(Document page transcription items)
---+---

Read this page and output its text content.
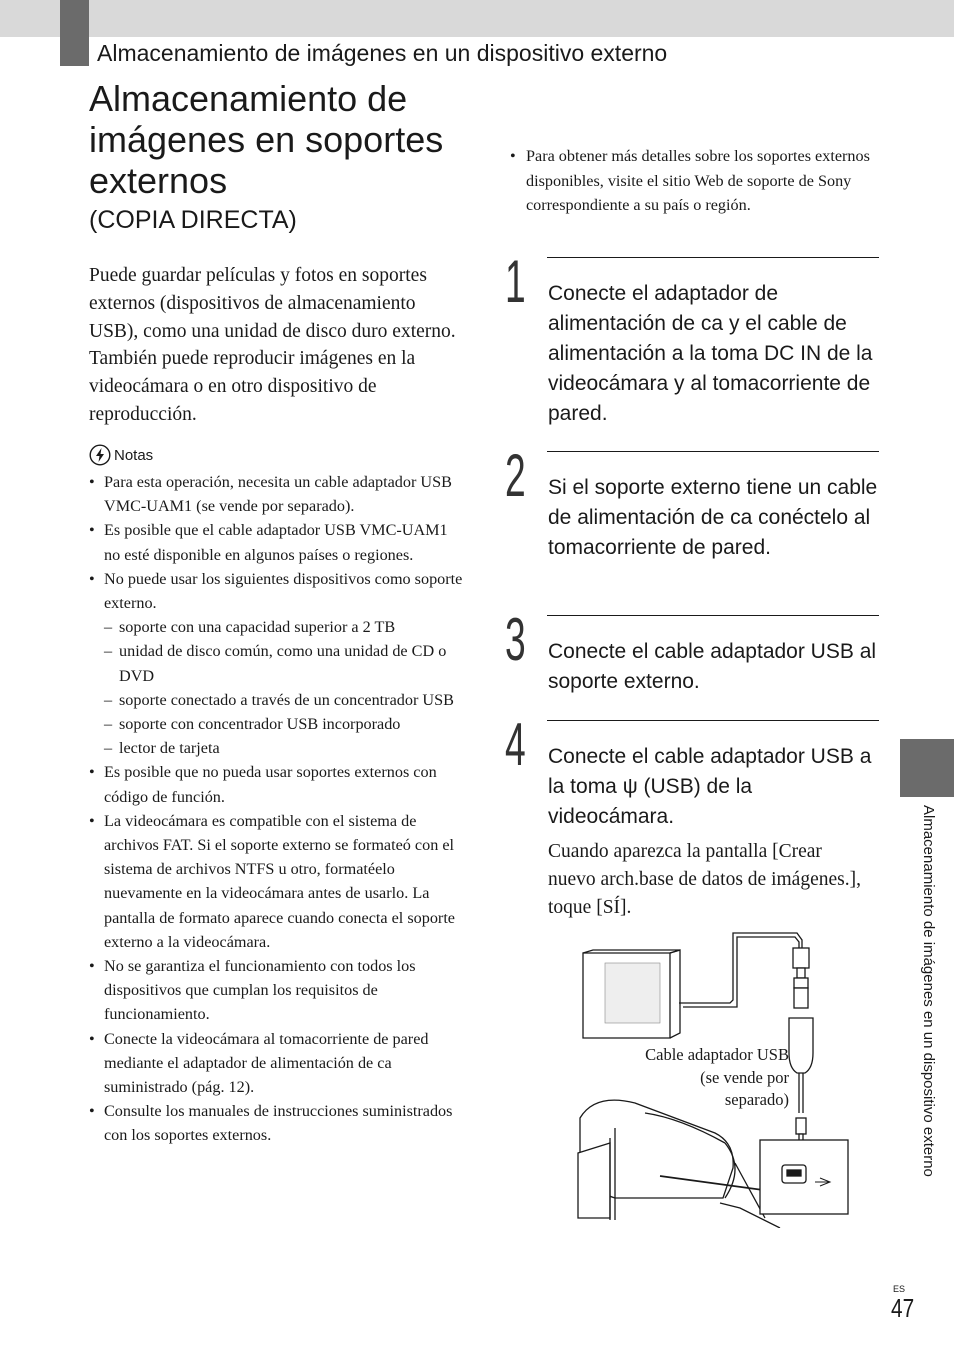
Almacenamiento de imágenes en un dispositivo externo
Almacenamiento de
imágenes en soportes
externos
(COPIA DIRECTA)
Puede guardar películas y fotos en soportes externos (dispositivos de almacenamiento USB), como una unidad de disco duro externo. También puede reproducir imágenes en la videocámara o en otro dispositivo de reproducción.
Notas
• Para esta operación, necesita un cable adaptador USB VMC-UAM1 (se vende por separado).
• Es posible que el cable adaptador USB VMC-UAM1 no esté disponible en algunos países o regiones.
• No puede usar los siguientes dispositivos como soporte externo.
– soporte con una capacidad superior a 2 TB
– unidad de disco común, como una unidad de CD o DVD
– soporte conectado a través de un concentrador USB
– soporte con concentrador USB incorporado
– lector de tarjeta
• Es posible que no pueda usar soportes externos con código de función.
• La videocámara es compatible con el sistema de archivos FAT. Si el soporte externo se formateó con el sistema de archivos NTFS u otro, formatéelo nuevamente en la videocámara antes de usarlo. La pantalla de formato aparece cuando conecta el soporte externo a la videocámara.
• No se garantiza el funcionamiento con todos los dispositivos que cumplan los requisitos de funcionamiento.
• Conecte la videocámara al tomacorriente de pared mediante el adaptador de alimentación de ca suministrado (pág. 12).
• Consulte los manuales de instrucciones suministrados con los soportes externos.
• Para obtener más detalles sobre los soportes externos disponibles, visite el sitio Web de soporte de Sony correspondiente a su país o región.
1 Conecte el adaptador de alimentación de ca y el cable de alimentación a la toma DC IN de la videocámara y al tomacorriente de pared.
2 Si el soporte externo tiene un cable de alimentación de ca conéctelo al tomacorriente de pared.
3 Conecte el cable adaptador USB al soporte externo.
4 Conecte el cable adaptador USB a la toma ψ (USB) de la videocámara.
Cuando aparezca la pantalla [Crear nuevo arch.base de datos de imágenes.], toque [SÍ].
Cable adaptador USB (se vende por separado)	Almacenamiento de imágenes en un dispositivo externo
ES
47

---+---

▸ **Your assignment**
Search the records for the word "pantalla". Copy every line that has it.

▸ **Output below**
• La videocámara es compatible con el sistema de archivos FAT. Si el soporte externo se formateó con el sistema de archivos NTFS u otro, formatéelo nuevamente en la videocámara antes de usarlo. La pantalla de formato aparece cuando conecta el soporte externo a la videocámara.
Cuando aparezca la pantalla [Crear nuevo arch.base de datos de imágenes.], toque [SÍ].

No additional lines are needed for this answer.